--- SUPPLIED INFORMATION ---

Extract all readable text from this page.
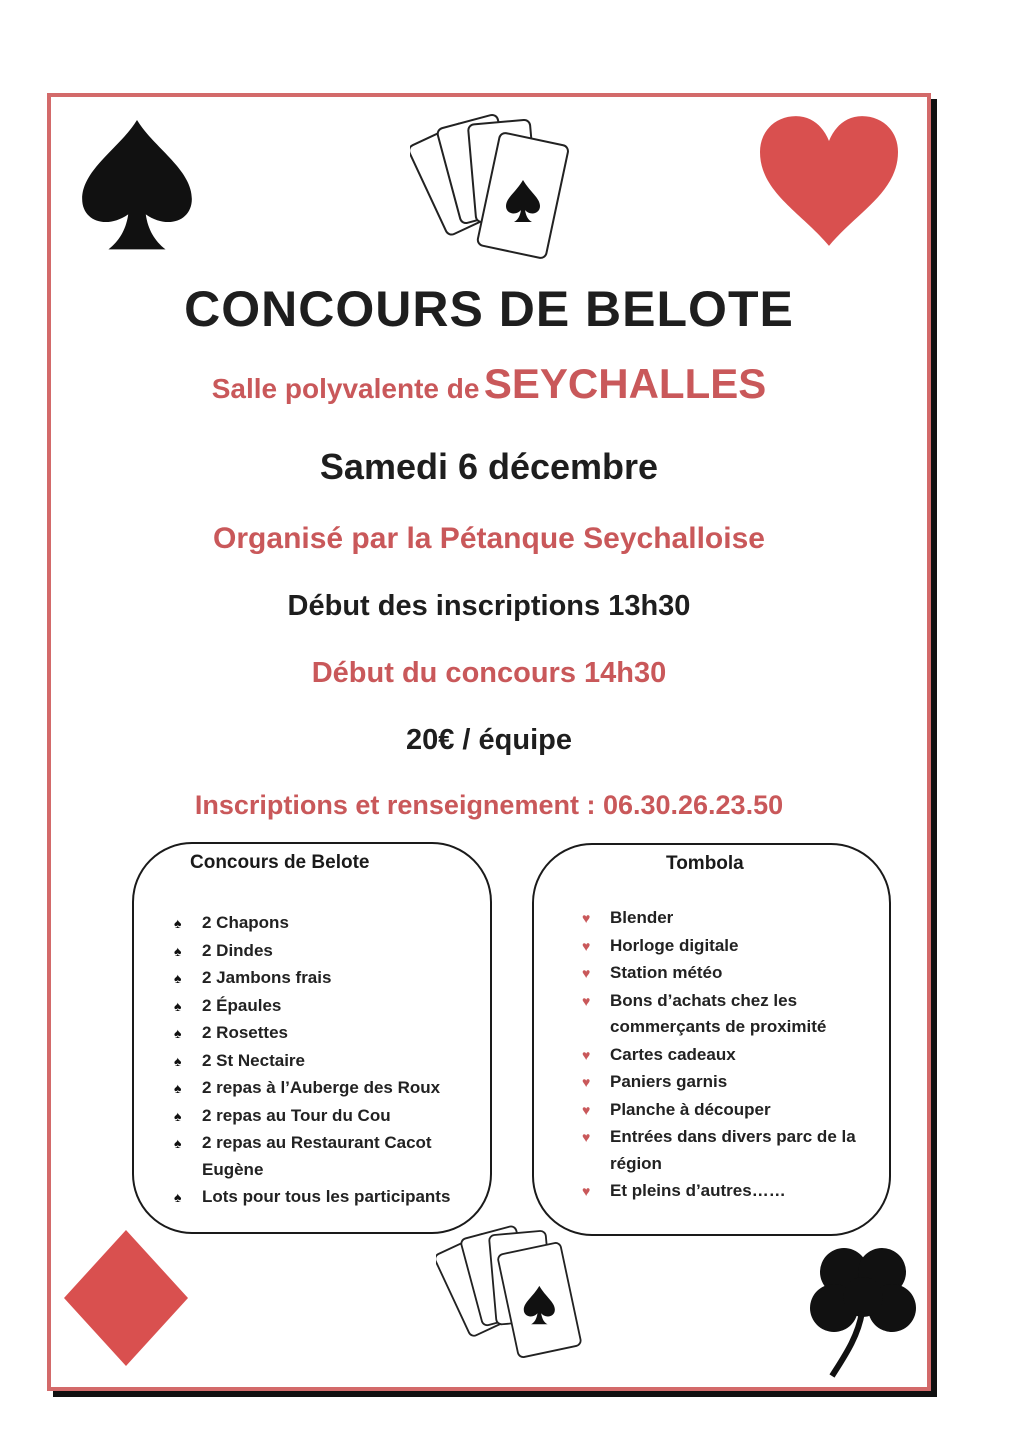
CONCOURS DE BELOTE
Salle polyvalente de SEYCHALLES
Samedi 6 décembre
Organisé par la Pétanque Seychalloise
Début des inscriptions 13h30
Début du concours 14h30
20€ / équipe
Inscriptions et renseignement : 06.30.26.23.50
Concours de Belote
♠ 2 Chapons
♠ 2 Dindes
♠ 2 Jambons frais
♠ 2 Épaules
♠ 2 Rosettes
♠ 2 St Nectaire
♠ 2 repas à l’Auberge des Roux
♠ 2 repas au Tour du Cou
♠ 2 repas au Restaurant Cacot Eugène
♠ Lots pour tous les participants
Tombola
♥ Blender
♥ Horloge digitale
♥ Station météo
♥ Bons d’achats chez les commerçants de proximité
♥ Cartes cadeaux
♥ Paniers garnis
♥ Planche à découper
♥ Entrées dans divers parc de la région
♥ Et pleins d’autres……
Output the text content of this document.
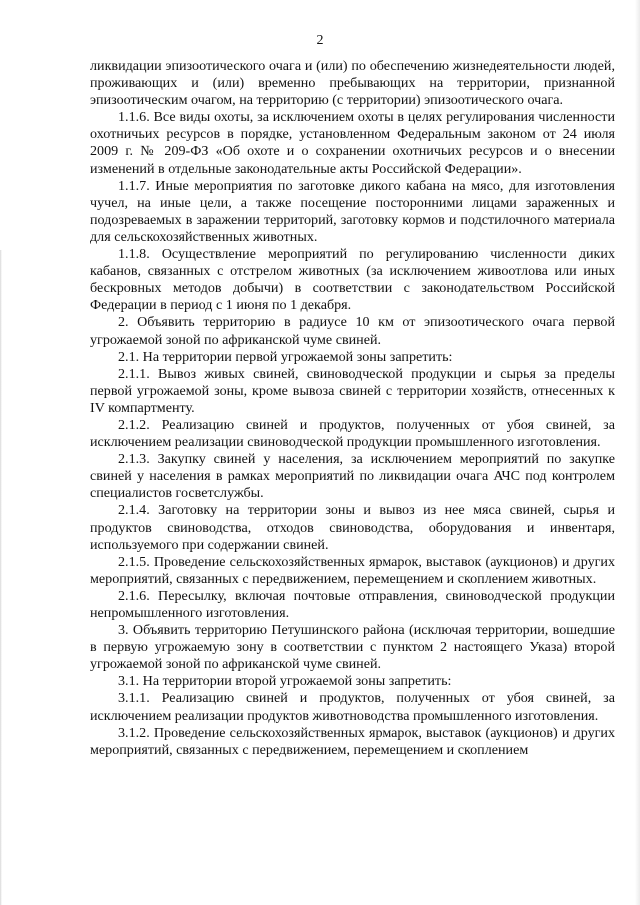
2

ликвидации эпизоотического очага и (или) по обеспечению жизнедеятельности людей, проживающих и (или) временно пребывающих на территории, признанной эпизоотическим очагом, на территорию (с территории) эпизоотического очага.

1.1.6. Все виды охоты, за исключением охоты в целях регулирования численности охотничьих ресурсов в порядке, установленном Федеральным законом от 24 июля 2009 г. № 209-ФЗ «Об охоте и о сохранении охотничьих ресурсов и о внесении изменений в отдельные законодательные акты Российской Федерации».

1.1.7. Иные мероприятия по заготовке дикого кабана на мясо, для изготовления чучел, на иные цели, а также посещение посторонними лицами зараженных и подозреваемых в заражении территорий, заготовку кормов и подстилочного материала для сельскохозяйственных животных.

1.1.8. Осуществление мероприятий по регулированию численности диких кабанов, связанных с отстрелом животных (за исключением живоотлова или иных бескровных методов добычи) в соответствии с законодательством Российской Федерации в период с 1 июня по 1 декабря.

2. Объявить территорию в радиусе 10 км от эпизоотического очага первой угрожаемой зоной по африканской чуме свиней.

2.1. На территории первой угрожаемой зоны запретить:

2.1.1. Вывоз живых свиней, свиноводческой продукции и сырья за пределы первой угрожаемой зоны, кроме вывоза свиней с территории хозяйств, отнесенных к IV компартменту.

2.1.2. Реализацию свиней и продуктов, полученных от убоя свиней, за исключением реализации свиноводческой продукции промышленного изготовления.

2.1.3. Закупку свиней у населения, за исключением мероприятий по закупке свиней у населения в рамках мероприятий по ликвидации очага АЧС под контролем специалистов госветслужбы.

2.1.4. Заготовку на территории зоны и вывоз из нее мяса свиней, сырья и продуктов свиноводства, отходов свиноводства, оборудования и инвентаря, используемого при содержании свиней.

2.1.5. Проведение сельскохозяйственных ярмарок, выставок (аукционов) и других мероприятий, связанных с передвижением, перемещением и скоплением животных.

2.1.6. Пересылку, включая почтовые отправления, свиноводческой продукции непромышленного изготовления.

3. Объявить территорию Петушинского района (исключая территории, вошедшие в первую угрожаемую зону в соответствии с пунктом 2 настоящего Указа) второй угрожаемой зоной по африканской чуме свиней.

3.1. На территории второй угрожаемой зоны запретить:

3.1.1. Реализацию свиней и продуктов, полученных от убоя свиней, за исключением реализации продуктов животноводства промышленного изготовления.

3.1.2. Проведение сельскохозяйственных ярмарок, выставок (аукционов) и других мероприятий, связанных с передвижением, перемещением и скоплением
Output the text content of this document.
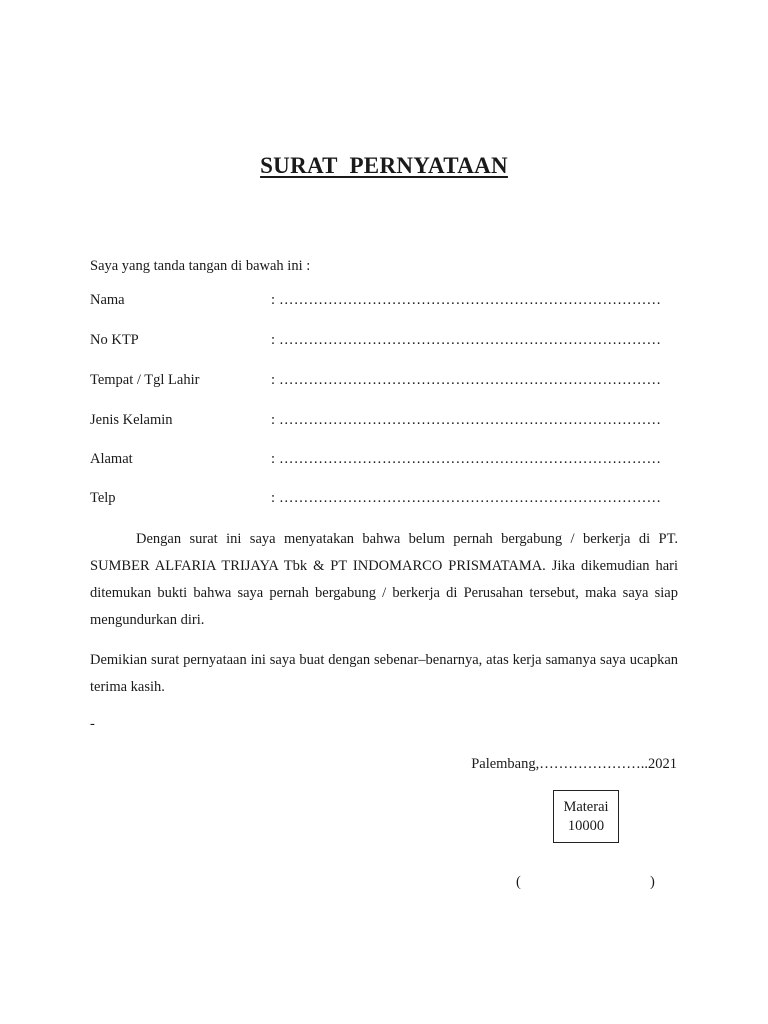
SURAT PERNYATAAN
Saya yang tanda tangan di bawah ini :
Nama	: ……………………………………………………………………
No KTP	: ……………………………………………………………………
Tempat / Tgl Lahir	: ……………………………………………………………………
Jenis Kelamin	: ……………………………………………………………………
Alamat	: ……………………………………………………………………
Telp	: ……………………………………………………………………
Dengan surat ini saya menyatakan bahwa belum pernah bergabung / berkerja di PT. SUMBER ALFARIA TRIJAYA Tbk & PT INDOMARCO PRISMATAMA. Jika dikemudian hari ditemukan bukti bahwa saya pernah bergabung / berkerja di Perusahan tersebut, maka saya siap mengundurkan diri.
Demikian surat pernyataan ini saya buat dengan sebenar–benarnya, atas kerja samanya saya ucapkan terima kasih.
-
Palembang,…………………..2021
Materai
10000
(	)
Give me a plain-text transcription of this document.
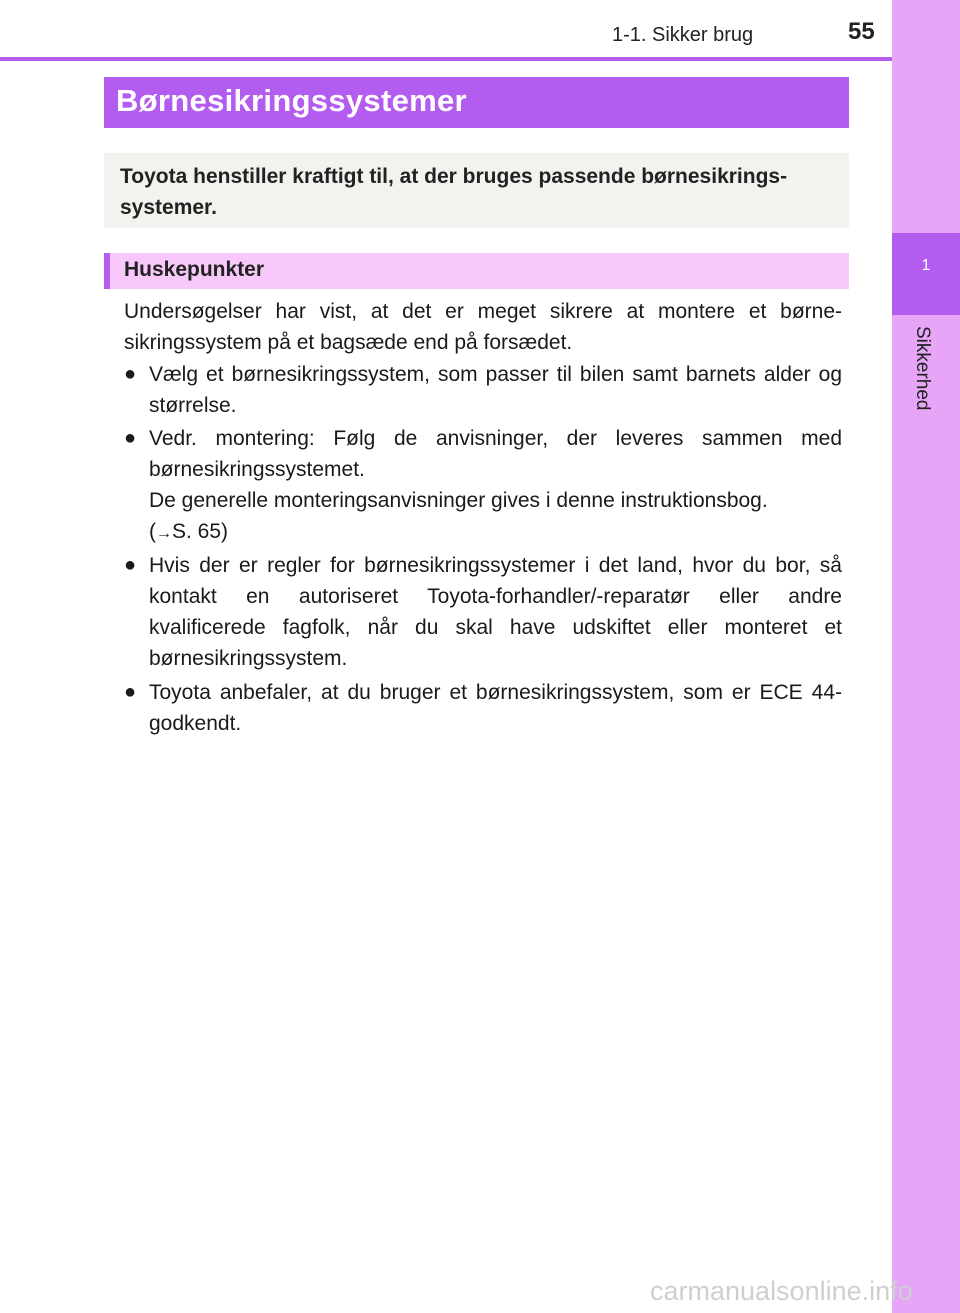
1-1. Sikker brug	55
1
Sikkerhed
Børnesikringssystemer
Toyota henstiller kraftigt til, at der bruges passende børnesikrings-systemer.
Huskepunkter
Undersøgelser har vist, at det er meget sikrere at montere et børne-sikringssystem på et bagsæde end på forsædet.
● Vælg et børnesikringssystem, som passer til bilen samt barnets alder og størrelse.
● Vedr. montering: Følg de anvisninger, der leveres sammen med børnesikringssystemet.
De generelle monteringsanvisninger gives i denne instruktionsbog.
(→S. 65)
● Hvis der er regler for børnesikringssystemer i det land, hvor du bor, så kontakt en autoriseret Toyota-forhandler/-reparatør eller andre kvalificerede fagfolk, når du skal have udskiftet eller monteret et børnesikringssystem.
● Toyota anbefaler, at du bruger et børnesikringssystem, som er ECE 44-godkendt.
carmanualsonline.info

---

### REQUIRED TASK
Gather, from the listing above, every line carrying the word "угрожаемой".

### THE REPLY
2. Объявить территорию в радиусе 10 км от эпизоотического очага первой угрожаемой зоной по африканской чуме свиней.
2.1. На территории первой угрожаемой зоны запретить:
2.1.1. Вывоз живых свиней, свиноводческой продукции и сырья за пределы первой угрожаемой зоны, кроме вывоза свиней с территории хозяйств, отнесенных к IV компартменту.
3. Объявить территорию Петушинского района (исключая территории, вошедшие в первую угрожаемую зону в соответствии с пунктом 2 настоящего Указа) второй угрожаемой зоной по африканской чуме свиней.
3.1. На территории второй угрожаемой зоны запретить:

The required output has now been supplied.